Start of Supplied data
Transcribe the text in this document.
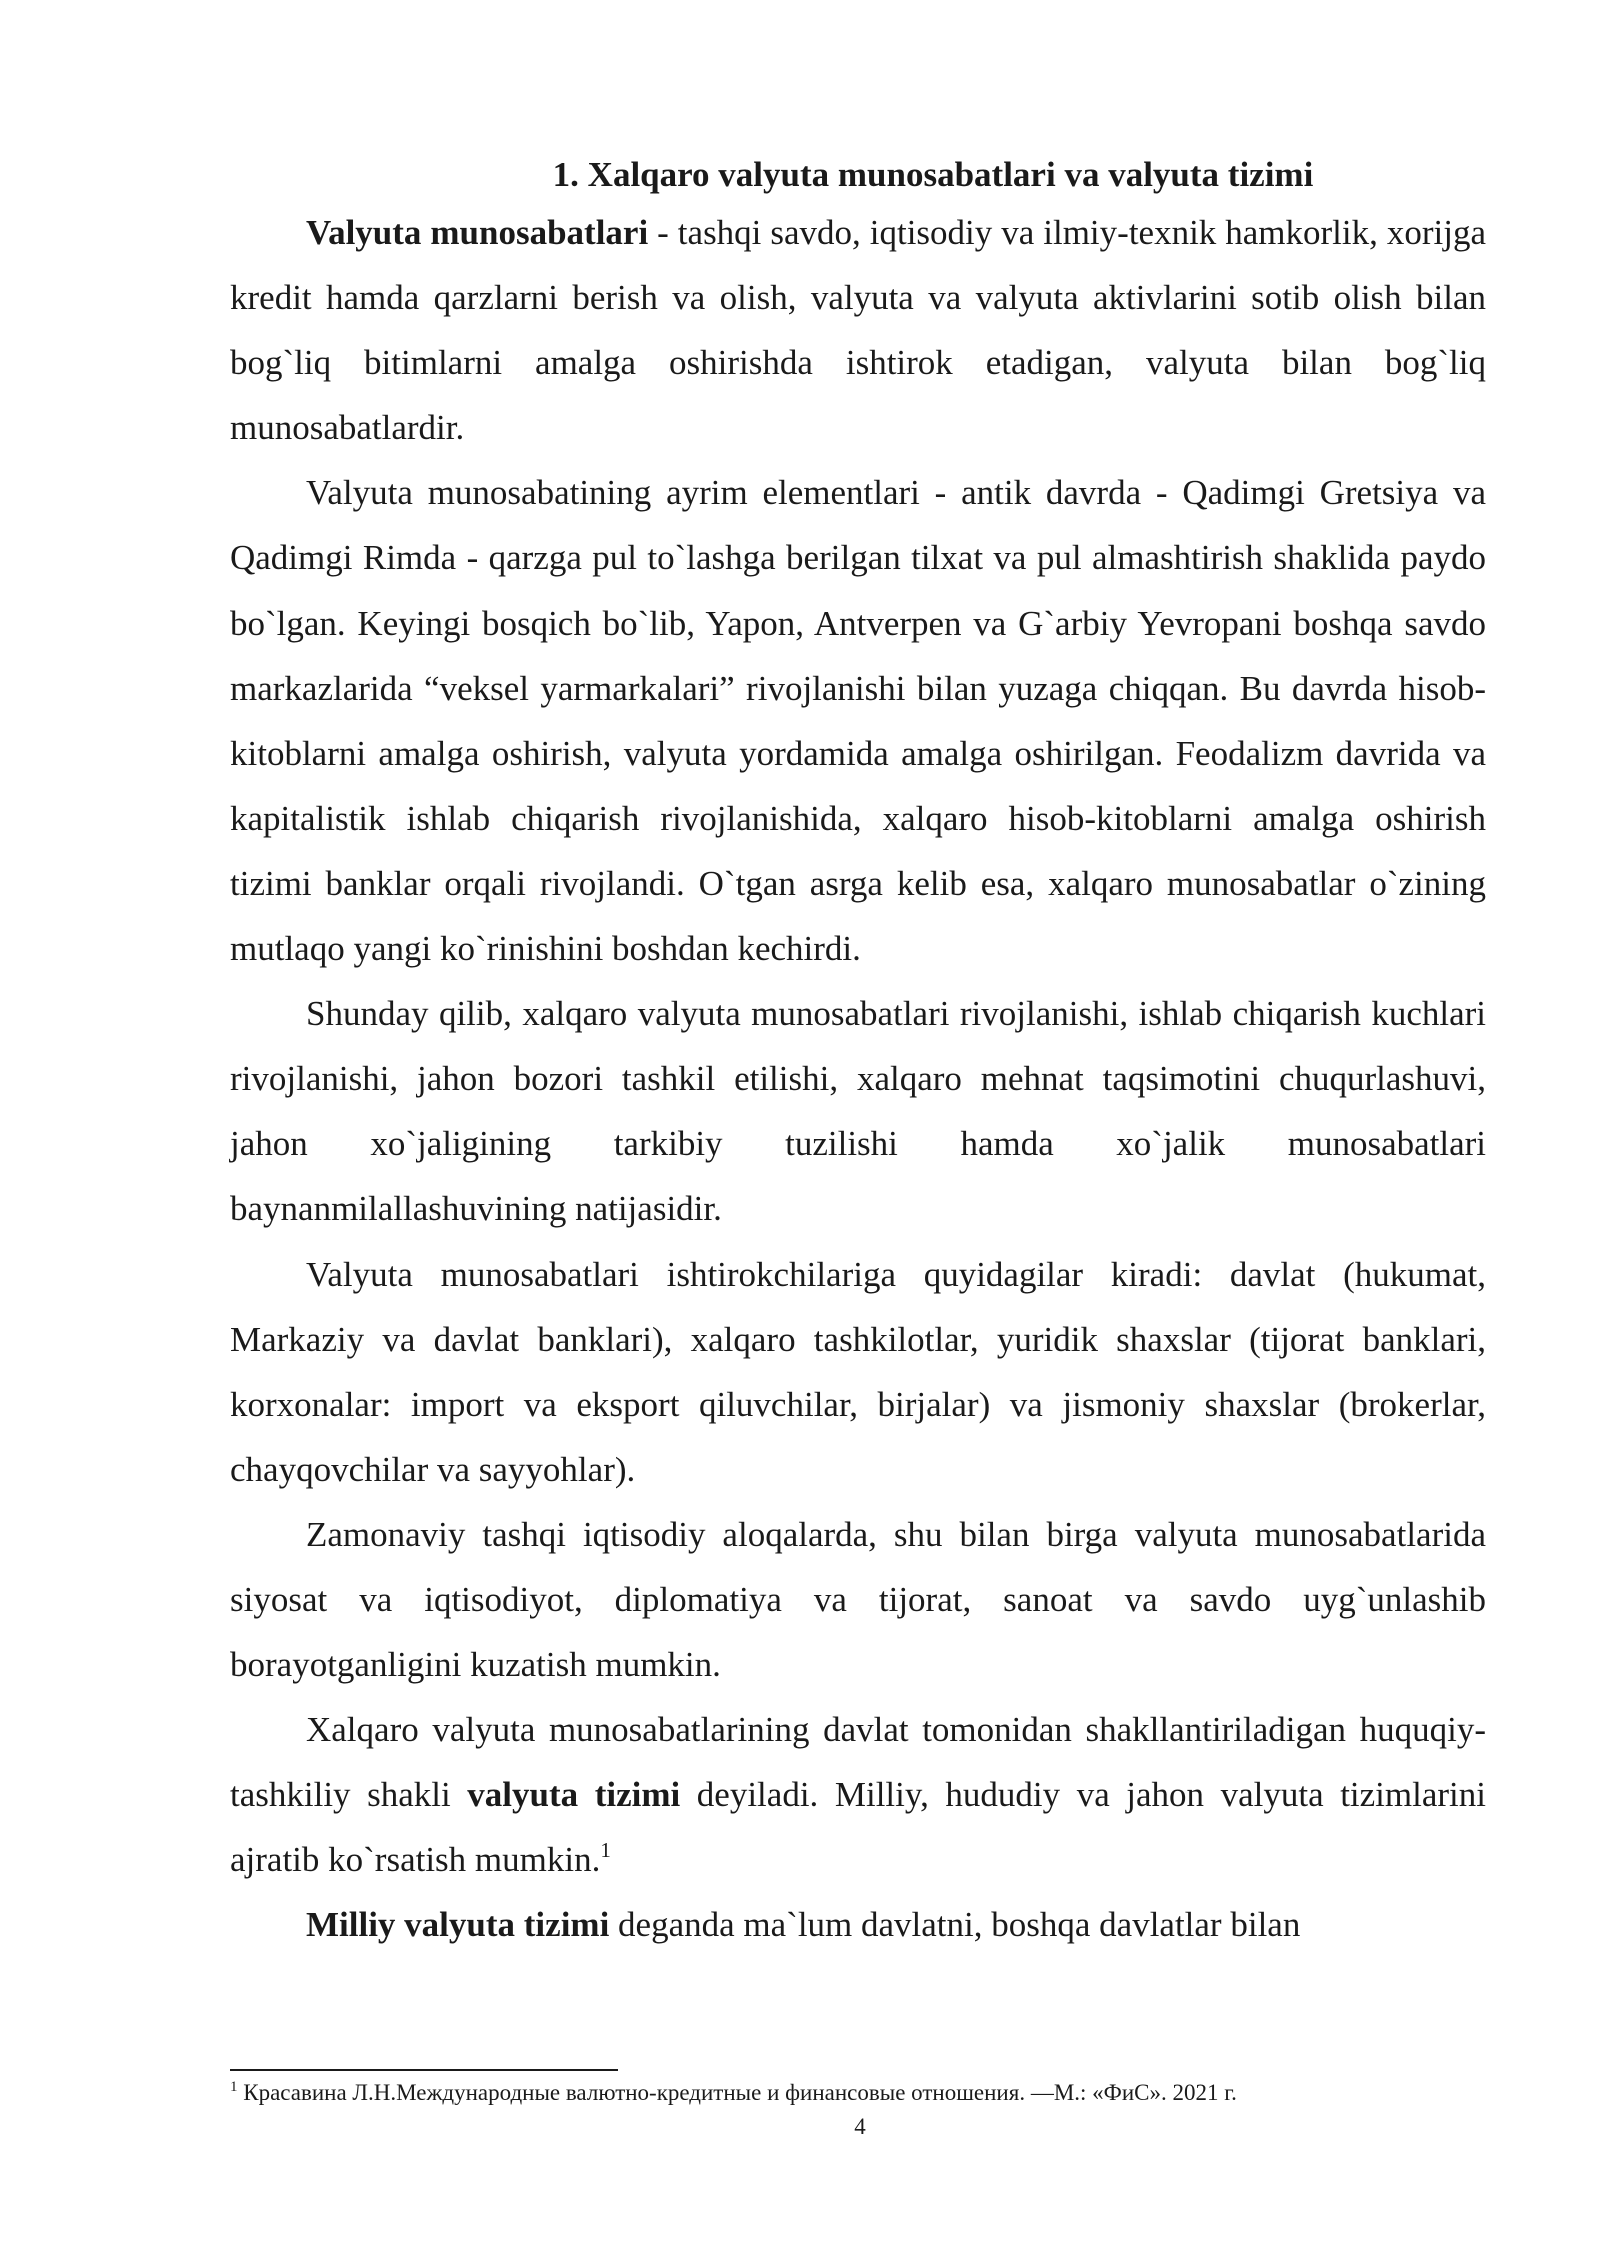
1. Xalqaro valyuta munosabatlari va valyuta tizimi

Valyuta munosabatlari - tashqi savdo, iqtisodiy va ilmiy-texnik hamkorlik, xorijga kredit hamda qarzlarni berish va olish, valyuta va valyuta aktivlarini sotib olish bilan bog`liq bitimlarni amalga oshirishda ishtirok etadigan, valyuta bilan bog`liq munosabatlardir.

Valyuta munosabatining ayrim elementlari - antik davrda - Qadimgi Gretsiya va Qadimgi Rimda - qarzga pul to`lashga berilgan tilxat va pul almashtirish shaklida paydo bo`lgan. Keyingi bosqich bo`lib, Yapon, Antverpen va G`arbiy Yevropani boshqa savdo markazlarida “veksel yarmarkalari” rivojlanishi bilan yuzaga chiqqan. Bu davrda hisob-kitoblarni amalga oshirish, valyuta yordamida amalga oshirilgan. Feodalizm davrida va kapitalistik ishlab chiqarish rivojlanishida, xalqaro hisob-kitoblarni amalga oshirish tizimi banklar orqali rivojlandi. O`tgan asrga kelib esa, xalqaro munosabatlar o`zining mutlaqo yangi ko`rinishini boshdan kechirdi.

Shunday qilib, xalqaro valyuta munosabatlari rivojlanishi, ishlab chiqarish kuchlari rivojlanishi, jahon bozori tashkil etilishi, xalqaro mehnat taqsimotini chuqurlashuvi, jahon xo`jaligining tarkibiy tuzilishi hamda xo`jalik munosabatlari baynanmilallashuvining natijasidir.

Valyuta munosabatlari ishtirokchilariga quyidagilar kiradi: davlat (hukumat, Markaziy va davlat banklari), xalqaro tashkilotlar, yuridik shaxslar (tijorat banklari, korxonalar: import va eksport qiluvchilar, birjalar) va jismoniy shaxslar (brokerlar, chayqovchilar va sayyohlar).

Zamonaviy tashqi iqtisodiy aloqalarda, shu bilan birga valyuta munosabatlarida siyosat va iqtisodiyot, diplomatiya va tijorat, sanoat va savdo uyg`unlashib borayotganligini kuzatish mumkin.

Xalqaro valyuta munosabatlarining davlat tomonidan shakllantiriladigan huquqiy-tashkiliy shakli valyuta tizimi deyiladi. Milliy, hududiy va jahon valyuta tizimlarini ajratib ko`rsatish mumkin.$^1$

Milliy valyuta tizimi deganda ma`lum davlatni, boshqa davlatlar bilan

$^1$ Красавина Л.Н.Международные валютно-кредитные и финансовые отношения. —М.: «ФиС». 2021 г.

4
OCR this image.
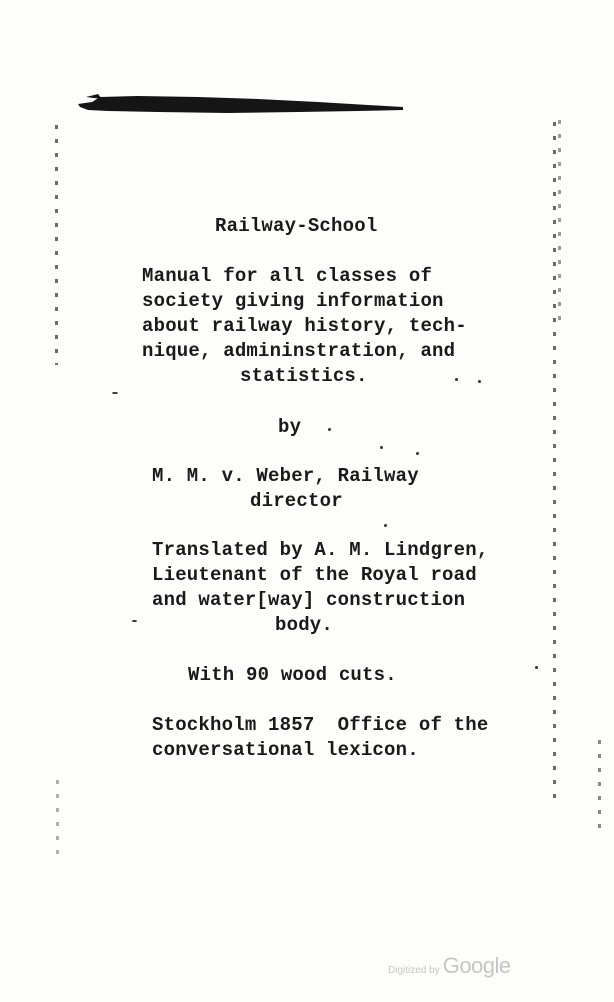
Railway-School
Manual for all classes of
society giving information
about railway history, tech-
nique, admininstration, and
statistics.
by
M. M. v. Weber, Railway
director
Translated by A. M. Lindgren,
Lieutenant of the Royal road
and water[way] construction
body.
With 90 wood cuts.
Stockholm 1857  Office of the
conversational lexicon.
Digitized by Google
End of Supplied data
Your goal:
Transcribe the material as is, with images omitted.

Expected answer:
Transcribe the text in this document.
1. Xalqaro valyuta munosabatlari va valyuta tizimi

Valyuta munosabatlari - tashqi savdo, iqtisodiy va ilmiy-texnik hamkorlik, xorijga kredit hamda qarzlarni berish va olish, valyuta va valyuta aktivlarini sotib olish bilan bog`liq bitimlarni amalga oshirishda ishtirok etadigan, valyuta bilan bog`liq munosabatlardir.

Valyuta munosabatining ayrim elementlari - antik davrda - Qadimgi Gretsiya va Qadimgi Rimda - qarzga pul to`lashga berilgan tilxat va pul almashtirish shaklida paydo bo`lgan. Keyingi bosqich bo`lib, Yapon, Antverpen va G`arbiy Yevropani boshqa savdo markazlarida “veksel yarmarkalari” rivojlanishi bilan yuzaga chiqqan. Bu davrda hisob-kitoblarni amalga oshirish, valyuta yordamida amalga oshirilgan. Feodalizm davrida va kapitalistik ishlab chiqarish rivojlanishida, xalqaro hisob-kitoblarni amalga oshirish tizimi banklar orqali rivojlandi. O`tgan asrga kelib esa, xalqaro munosabatlar o`zining mutlaqo yangi ko`rinishini boshdan kechirdi.

Shunday qilib, xalqaro valyuta munosabatlari rivojlanishi, ishlab chiqarish kuchlari rivojlanishi, jahon bozori tashkil etilishi, xalqaro mehnat taqsimotini chuqurlashuvi, jahon xo`jaligining tarkibiy tuzilishi hamda xo`jalik munosabatlari baynanmilallashuvining natijasidir.

Valyuta munosabatlari ishtirokchilariga quyidagilar kiradi: davlat (hukumat, Markaziy va davlat banklari), xalqaro tashkilotlar, yuridik shaxslar (tijorat banklari, korxonalar: import va eksport qiluvchilar, birjalar) va jismoniy shaxslar (brokerlar, chayqovchilar va sayyohlar).

Zamonaviy tashqi iqtisodiy aloqalarda, shu bilan birga valyuta munosabatlarida siyosat va iqtisodiyot, diplomatiya va tijorat, sanoat va savdo uyg`unlashib borayotganligini kuzatish mumkin.

Xalqaro valyuta munosabatlarining davlat tomonidan shakllantiriladigan huquqiy-tashkiliy shakli valyuta tizimi deyiladi. Milliy, hududiy va jahon valyuta tizimlarini ajratib ko`rsatish mumkin.$^1$

Milliy valyuta tizimi deganda ma`lum davlatni, boshqa davlatlar bilan

$^1$ Красавина Л.Н.Международные валютно-кредитные и финансовые отношения. —М.: «ФиС». 2021 г.

4
OCR this image.
Railway-School
Manual for all classes of
society giving information
about railway history, tech-
nique, admininstration, and
statistics.
by
M. M. v. Weber, Railway
director
Translated by A. M. Lindgren,
Lieutenant of the Royal road
and water[way] construction
body.
With 90 wood cuts.
Stockholm 1857  Office of the
conversational lexicon.
Digitized by Google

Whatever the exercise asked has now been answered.